(Data items)
-- Start --
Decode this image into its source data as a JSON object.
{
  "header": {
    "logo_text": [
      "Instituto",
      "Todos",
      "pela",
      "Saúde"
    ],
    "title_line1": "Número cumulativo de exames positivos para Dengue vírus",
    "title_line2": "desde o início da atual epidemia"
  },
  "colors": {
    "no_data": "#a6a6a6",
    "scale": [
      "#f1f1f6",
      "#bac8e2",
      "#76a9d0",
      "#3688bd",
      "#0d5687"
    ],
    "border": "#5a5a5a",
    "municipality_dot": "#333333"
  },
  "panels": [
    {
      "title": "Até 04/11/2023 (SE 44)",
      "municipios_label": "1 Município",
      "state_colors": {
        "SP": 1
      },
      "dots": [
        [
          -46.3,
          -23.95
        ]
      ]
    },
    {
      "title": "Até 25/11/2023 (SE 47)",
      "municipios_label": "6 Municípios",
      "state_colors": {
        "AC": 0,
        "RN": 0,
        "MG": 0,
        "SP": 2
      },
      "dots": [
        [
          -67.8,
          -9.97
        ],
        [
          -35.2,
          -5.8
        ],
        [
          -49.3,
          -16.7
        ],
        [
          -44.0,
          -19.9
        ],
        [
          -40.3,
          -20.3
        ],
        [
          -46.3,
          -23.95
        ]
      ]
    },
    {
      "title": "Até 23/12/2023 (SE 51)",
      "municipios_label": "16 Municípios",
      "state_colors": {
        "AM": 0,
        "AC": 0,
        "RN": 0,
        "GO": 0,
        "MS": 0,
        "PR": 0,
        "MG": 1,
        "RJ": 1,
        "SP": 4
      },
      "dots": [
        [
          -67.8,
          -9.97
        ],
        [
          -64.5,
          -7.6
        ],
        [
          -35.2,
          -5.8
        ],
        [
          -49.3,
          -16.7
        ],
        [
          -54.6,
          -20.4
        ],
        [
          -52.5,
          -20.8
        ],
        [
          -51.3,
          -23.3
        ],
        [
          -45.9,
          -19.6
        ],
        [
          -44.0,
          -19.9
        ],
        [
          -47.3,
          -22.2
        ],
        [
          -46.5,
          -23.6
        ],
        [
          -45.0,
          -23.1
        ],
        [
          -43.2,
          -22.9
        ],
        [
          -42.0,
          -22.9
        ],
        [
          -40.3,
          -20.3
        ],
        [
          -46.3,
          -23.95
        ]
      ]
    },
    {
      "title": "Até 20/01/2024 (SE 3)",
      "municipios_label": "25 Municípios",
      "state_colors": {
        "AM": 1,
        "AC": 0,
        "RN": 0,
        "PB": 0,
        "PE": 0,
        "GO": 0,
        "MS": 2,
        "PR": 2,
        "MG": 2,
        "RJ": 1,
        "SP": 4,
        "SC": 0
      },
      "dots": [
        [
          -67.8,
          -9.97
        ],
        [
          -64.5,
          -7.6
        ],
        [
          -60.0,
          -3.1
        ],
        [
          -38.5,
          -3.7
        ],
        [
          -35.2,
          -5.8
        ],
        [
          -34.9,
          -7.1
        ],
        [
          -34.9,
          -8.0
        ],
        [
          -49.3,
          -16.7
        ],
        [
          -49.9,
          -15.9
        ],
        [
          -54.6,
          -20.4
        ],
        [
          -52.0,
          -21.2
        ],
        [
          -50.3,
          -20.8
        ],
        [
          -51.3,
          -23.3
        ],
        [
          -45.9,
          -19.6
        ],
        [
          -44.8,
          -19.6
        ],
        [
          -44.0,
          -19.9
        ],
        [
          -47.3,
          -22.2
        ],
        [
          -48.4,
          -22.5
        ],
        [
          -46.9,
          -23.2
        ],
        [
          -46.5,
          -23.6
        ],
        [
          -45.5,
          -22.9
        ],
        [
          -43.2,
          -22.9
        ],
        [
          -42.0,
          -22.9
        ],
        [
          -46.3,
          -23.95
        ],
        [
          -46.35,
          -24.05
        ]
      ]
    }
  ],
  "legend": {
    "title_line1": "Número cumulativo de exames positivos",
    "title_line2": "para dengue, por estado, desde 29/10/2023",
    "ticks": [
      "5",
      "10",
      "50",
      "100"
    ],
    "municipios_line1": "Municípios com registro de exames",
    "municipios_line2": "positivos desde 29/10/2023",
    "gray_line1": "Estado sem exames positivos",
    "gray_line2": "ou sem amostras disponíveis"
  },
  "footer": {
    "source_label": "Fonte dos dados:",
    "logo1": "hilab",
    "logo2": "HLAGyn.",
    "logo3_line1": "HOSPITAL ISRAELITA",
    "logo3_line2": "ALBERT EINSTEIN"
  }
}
-- End --
**STATED GOAL**
Would you reproduce the material above in full, exactly as given?

**EXERCISE ANSWER**
Decode this image into its source data as a JSON object.
{
  "header": {
    "logo_text": [
      "Instituto",
      "Todos",
      "pela",
      "Saúde"
    ],
    "title_line1": "Número cumulativo de exames positivos para Dengue vírus",
    "title_line2": "desde o início da atual epidemia"
  },
  "colors": {
    "no_data": "#a6a6a6",
    "scale": [
      "#f1f1f6",
      "#bac8e2",
      "#76a9d0",
      "#3688bd",
      "#0d5687"
    ],
    "border": "#5a5a5a",
    "municipality_dot": "#333333"
  },
  "panels": [
    {
      "title": "Até 04/11/2023 (SE 44)",
      "municipios_label": "1 Município",
      "state_colors": {
        "SP": 1
      },
      "dots": [
        [
          -46.3,
          -23.95
        ]
      ]
    },
    {
      "title": "Até 25/11/2023 (SE 47)",
      "municipios_label": "6 Municípios",
      "state_colors": {
        "AC": 0,
        "RN": 0,
        "MG": 0,
        "SP": 2
      },
      "dots": [
        [
          -67.8,
          -9.97
        ],
        [
          -35.2,
          -5.8
        ],
        [
          -49.3,
          -16.7
        ],
        [
          -44.0,
          -19.9
        ],
        [
          -40.3,
          -20.3
        ],
        [
          -46.3,
          -23.95
        ]
      ]
    },
    {
      "title": "Até 23/12/2023 (SE 51)",
      "municipios_label": "16 Municípios",
      "state_colors": {
        "AM": 0,
        "AC": 0,
        "RN": 0,
        "GO": 0,
        "MS": 0,
        "PR": 0,
        "MG": 1,
        "RJ": 1,
        "SP": 4
      },
      "dots": [
        [
          -67.8,
          -9.97
        ],
        [
          -64.5,
          -7.6
        ],
        [
          -35.2,
          -5.8
        ],
        [
          -49.3,
          -16.7
        ],
        [
          -54.6,
          -20.4
        ],
        [
          -52.5,
          -20.8
        ],
        [
          -51.3,
          -23.3
        ],
        [
          -45.9,
          -19.6
        ],
        [
          -44.0,
          -19.9
        ],
        [
          -47.3,
          -22.2
        ],
        [
          -46.5,
          -23.6
        ],
        [
          -45.0,
          -23.1
        ],
        [
          -43.2,
          -22.9
        ],
        [
          -42.0,
          -22.9
        ],
        [
          -40.3,
          -20.3
        ],
        [
          -46.3,
          -23.95
        ]
      ]
    },
    {
      "title": "Até 20/01/2024 (SE 3)",
      "municipios_label": "25 Municípios",
      "state_colors": {
        "AM": 1,
        "AC": 0,
        "RN": 0,
        "PB": 0,
        "PE": 0,
        "GO": 0,
        "MS": 2,
        "PR": 2,
        "MG": 2,
        "RJ": 1,
        "SP": 4,
        "SC": 0
      },
      "dots": [
        [
          -67.8,
          -9.97
        ],
        [
          -64.5,
          -7.6
        ],
        [
          -60.0,
          -3.1
        ],
        [
          -38.5,
          -3.7
        ],
        [
          -35.2,
          -5.8
        ],
        [
          -34.9,
          -7.1
        ],
        [
          -34.9,
          -8.0
        ],
        [
          -49.3,
          -16.7
        ],
        [
          -49.9,
          -15.9
        ],
        [
          -54.6,
          -20.4
        ],
        [
          -52.0,
          -21.2
        ],
        [
          -50.3,
          -20.8
        ],
        [
          -51.3,
          -23.3
        ],
        [
          -45.9,
          -19.6
        ],
        [
          -44.8,
          -19.6
        ],
        [
          -44.0,
          -19.9
        ],
        [
          -47.3,
          -22.2
        ],
        [
          -48.4,
          -22.5
        ],
        [
          -46.9,
          -23.2
        ],
        [
          -46.5,
          -23.6
        ],
        [
          -45.5,
          -22.9
        ],
        [
          -43.2,
          -22.9
        ],
        [
          -42.0,
          -22.9
        ],
        [
          -46.3,
          -23.95
        ],
        [
          -46.35,
          -24.05
        ]
      ]
    }
  ],
  "legend": {
    "title_line1": "Número cumulativo de exames positivos",
    "title_line2": "para dengue, por estado, desde 29/10/2023",
    "ticks": [
      "5",
      "10",
      "50",
      "100"
    ],
    "municipios_line1": "Municípios com registro de exames",
    "municipios_line2": "positivos desde 29/10/2023",
    "gray_line1": "Estado sem exames positivos",
    "gray_line2": "ou sem amostras disponíveis"
  },
  "footer": {
    "source_label": "Fonte dos dados:",
    "logo1": "hilab",
    "logo2": "HLAGyn.",
    "logo3_line1": "HOSPITAL ISRAELITA",
    "logo3_line2": "ALBERT EINSTEIN"
  }
}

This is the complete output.